**** Source material

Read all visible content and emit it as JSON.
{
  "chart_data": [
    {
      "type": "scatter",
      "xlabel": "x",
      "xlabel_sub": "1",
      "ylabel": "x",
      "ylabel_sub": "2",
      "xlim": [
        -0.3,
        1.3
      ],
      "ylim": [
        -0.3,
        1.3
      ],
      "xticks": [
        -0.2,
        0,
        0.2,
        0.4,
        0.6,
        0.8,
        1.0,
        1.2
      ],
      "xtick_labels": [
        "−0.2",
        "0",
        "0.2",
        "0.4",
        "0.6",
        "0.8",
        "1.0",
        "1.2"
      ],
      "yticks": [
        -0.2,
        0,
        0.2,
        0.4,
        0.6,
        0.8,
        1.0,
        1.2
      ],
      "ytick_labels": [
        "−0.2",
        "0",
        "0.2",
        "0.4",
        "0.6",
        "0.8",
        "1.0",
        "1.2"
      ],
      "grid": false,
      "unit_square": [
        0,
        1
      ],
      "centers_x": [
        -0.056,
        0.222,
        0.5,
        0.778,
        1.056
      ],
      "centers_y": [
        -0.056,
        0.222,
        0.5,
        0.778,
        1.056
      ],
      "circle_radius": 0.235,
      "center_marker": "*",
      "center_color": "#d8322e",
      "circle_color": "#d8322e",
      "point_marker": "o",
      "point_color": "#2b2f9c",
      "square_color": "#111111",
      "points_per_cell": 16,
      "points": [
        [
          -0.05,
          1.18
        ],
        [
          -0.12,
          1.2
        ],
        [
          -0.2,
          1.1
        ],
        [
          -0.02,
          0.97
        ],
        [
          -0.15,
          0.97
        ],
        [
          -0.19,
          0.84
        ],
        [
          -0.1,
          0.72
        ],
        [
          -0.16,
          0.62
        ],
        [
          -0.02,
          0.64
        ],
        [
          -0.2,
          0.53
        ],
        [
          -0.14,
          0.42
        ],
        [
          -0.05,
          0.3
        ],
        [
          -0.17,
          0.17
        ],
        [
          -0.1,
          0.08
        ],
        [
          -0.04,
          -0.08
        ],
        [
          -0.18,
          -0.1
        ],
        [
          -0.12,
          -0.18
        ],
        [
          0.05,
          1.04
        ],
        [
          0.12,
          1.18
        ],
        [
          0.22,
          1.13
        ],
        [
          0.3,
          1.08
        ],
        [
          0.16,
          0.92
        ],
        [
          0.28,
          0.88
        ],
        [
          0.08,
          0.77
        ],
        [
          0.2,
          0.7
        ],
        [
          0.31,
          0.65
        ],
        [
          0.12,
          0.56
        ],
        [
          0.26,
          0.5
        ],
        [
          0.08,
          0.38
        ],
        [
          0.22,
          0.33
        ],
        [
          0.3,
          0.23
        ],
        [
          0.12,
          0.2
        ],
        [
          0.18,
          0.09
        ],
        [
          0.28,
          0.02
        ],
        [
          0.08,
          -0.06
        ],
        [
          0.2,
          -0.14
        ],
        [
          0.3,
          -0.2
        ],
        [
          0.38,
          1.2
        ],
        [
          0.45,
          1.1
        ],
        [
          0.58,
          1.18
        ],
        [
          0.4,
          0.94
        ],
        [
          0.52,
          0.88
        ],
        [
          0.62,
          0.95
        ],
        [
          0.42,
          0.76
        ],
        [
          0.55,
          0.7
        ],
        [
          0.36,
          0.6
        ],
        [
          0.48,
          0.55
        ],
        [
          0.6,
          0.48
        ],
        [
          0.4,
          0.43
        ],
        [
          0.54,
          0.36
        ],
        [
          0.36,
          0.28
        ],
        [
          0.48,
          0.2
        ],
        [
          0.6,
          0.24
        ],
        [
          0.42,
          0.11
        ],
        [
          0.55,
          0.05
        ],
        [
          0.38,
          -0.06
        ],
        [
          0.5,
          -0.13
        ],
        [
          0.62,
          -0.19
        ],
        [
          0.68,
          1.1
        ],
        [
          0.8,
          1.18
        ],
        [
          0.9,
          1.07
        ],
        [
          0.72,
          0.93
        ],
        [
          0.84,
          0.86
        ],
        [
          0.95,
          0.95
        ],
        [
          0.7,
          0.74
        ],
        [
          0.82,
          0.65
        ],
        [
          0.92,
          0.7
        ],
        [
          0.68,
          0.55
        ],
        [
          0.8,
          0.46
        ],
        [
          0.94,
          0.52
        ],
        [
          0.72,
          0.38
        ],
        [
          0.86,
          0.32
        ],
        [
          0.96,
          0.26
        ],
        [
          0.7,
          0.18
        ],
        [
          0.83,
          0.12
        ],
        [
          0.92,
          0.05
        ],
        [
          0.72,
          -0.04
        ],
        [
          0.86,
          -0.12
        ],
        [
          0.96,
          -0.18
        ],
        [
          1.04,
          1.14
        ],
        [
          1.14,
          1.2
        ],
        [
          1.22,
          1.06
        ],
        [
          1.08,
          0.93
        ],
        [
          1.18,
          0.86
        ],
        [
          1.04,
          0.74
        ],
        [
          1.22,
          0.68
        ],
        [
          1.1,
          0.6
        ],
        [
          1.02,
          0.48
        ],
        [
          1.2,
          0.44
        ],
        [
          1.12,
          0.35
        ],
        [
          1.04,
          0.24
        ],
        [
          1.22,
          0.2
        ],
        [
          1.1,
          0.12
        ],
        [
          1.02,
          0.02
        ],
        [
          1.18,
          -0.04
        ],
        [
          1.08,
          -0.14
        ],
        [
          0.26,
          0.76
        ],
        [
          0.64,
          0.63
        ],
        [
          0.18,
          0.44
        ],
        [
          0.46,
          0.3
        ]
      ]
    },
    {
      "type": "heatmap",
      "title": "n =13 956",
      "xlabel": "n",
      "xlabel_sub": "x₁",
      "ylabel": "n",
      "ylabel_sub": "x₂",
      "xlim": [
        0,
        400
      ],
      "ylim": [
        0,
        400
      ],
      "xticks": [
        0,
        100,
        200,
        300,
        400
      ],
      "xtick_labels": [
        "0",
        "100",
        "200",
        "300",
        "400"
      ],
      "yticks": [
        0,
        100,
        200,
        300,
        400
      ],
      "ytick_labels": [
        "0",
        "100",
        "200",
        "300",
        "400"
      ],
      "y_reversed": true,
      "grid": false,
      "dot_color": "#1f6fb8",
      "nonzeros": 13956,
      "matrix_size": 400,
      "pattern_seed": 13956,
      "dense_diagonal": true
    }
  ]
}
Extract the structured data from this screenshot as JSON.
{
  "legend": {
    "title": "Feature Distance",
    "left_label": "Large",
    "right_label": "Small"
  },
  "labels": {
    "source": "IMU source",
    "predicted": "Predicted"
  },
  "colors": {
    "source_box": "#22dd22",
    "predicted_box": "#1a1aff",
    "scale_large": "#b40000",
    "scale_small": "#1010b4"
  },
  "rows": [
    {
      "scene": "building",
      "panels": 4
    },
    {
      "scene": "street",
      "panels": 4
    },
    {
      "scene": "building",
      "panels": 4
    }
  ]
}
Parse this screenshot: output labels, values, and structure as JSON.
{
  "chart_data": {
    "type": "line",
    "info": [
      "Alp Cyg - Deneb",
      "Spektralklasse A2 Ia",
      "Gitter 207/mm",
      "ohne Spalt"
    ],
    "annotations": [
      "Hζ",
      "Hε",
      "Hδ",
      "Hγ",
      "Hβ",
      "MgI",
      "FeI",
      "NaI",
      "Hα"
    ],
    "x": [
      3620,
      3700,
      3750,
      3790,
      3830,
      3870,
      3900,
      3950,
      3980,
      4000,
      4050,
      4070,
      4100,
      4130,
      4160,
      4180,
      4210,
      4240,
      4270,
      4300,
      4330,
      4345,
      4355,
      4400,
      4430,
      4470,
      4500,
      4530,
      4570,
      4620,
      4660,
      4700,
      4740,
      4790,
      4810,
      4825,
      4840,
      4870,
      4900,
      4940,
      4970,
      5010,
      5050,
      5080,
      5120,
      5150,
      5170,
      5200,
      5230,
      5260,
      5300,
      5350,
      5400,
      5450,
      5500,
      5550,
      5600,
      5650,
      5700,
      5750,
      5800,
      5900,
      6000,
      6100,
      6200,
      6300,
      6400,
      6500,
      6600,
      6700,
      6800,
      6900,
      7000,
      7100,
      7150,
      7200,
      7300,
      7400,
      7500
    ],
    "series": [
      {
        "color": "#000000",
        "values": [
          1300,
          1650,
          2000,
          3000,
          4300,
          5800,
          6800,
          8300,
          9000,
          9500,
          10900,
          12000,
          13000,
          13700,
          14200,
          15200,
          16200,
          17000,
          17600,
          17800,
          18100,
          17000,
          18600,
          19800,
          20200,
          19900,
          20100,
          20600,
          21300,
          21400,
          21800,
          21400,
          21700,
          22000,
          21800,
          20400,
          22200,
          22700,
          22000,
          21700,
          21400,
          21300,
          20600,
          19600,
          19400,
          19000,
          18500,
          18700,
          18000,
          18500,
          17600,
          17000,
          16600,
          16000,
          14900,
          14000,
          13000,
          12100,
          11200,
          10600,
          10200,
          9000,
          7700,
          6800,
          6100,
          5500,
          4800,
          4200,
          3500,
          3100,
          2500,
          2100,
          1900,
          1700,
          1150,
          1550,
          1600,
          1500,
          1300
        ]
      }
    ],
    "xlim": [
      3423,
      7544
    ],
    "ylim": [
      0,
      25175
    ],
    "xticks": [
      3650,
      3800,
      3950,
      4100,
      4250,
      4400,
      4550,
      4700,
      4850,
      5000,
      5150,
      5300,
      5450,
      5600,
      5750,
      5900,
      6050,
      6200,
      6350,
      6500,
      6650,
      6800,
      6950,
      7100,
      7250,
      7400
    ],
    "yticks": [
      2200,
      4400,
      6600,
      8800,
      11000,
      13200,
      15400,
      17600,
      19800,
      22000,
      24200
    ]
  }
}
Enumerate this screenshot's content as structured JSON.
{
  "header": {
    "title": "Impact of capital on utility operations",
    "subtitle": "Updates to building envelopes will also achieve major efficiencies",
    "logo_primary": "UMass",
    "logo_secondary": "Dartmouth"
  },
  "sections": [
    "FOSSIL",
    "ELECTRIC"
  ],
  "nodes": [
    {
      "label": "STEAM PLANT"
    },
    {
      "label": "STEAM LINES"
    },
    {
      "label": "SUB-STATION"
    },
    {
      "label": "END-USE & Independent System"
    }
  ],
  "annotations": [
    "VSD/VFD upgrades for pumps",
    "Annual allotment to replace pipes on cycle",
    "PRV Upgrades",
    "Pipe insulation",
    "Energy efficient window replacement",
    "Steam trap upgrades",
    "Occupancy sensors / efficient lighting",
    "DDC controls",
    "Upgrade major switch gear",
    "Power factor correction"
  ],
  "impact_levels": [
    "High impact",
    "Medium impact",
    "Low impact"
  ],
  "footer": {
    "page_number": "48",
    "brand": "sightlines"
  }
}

********

**Task requirements:** In the listing, how many lines hold "screenshot"? Answer with a bare number.

**Task result:** 3